▶ **Set exercise**:
Set out each line from the following listing that includes the word "commentaires".

Data entries:
=-=-=-=-=

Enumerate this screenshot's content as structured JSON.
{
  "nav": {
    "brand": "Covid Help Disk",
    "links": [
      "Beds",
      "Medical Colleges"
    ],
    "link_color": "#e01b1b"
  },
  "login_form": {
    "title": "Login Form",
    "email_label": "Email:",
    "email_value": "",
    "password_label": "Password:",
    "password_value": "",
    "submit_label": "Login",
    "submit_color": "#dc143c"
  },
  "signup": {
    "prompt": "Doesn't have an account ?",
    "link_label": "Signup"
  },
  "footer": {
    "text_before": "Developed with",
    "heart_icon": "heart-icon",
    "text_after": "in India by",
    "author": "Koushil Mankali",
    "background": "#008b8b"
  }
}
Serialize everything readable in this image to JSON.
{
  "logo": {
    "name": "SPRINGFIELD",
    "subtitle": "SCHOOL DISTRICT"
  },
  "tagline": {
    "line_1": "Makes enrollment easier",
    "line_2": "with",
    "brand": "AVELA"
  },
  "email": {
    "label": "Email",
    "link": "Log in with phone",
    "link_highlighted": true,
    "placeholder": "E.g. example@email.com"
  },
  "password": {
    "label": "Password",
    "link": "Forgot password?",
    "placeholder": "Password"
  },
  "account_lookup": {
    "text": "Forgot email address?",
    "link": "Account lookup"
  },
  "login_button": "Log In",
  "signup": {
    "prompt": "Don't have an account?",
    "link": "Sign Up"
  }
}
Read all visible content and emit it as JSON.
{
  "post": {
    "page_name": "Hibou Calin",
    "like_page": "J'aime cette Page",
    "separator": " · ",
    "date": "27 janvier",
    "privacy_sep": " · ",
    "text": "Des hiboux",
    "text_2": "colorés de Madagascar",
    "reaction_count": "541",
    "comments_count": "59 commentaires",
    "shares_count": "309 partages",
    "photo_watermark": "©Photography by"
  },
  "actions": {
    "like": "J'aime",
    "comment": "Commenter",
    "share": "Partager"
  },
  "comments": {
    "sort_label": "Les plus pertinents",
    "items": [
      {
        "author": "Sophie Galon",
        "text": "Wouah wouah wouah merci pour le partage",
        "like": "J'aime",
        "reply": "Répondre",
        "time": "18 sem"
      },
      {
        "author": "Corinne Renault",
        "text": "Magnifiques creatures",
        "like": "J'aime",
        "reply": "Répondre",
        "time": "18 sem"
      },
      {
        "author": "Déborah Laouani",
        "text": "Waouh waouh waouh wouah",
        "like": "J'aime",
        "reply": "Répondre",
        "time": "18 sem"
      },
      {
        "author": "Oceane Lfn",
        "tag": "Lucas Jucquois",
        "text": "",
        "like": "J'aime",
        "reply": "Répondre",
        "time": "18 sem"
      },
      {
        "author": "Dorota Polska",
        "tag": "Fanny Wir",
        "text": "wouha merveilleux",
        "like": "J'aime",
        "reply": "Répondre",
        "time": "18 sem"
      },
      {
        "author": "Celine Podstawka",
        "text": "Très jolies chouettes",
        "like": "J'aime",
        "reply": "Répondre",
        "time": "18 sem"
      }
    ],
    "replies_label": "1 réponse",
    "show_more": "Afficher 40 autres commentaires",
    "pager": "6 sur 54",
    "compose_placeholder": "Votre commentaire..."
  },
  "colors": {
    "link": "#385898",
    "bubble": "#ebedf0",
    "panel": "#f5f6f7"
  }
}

=-=-=-=-=

▶ **In response**:
    "comments_count": "59 commentaires",
    "show_more": "Afficher 40 autres commentaires",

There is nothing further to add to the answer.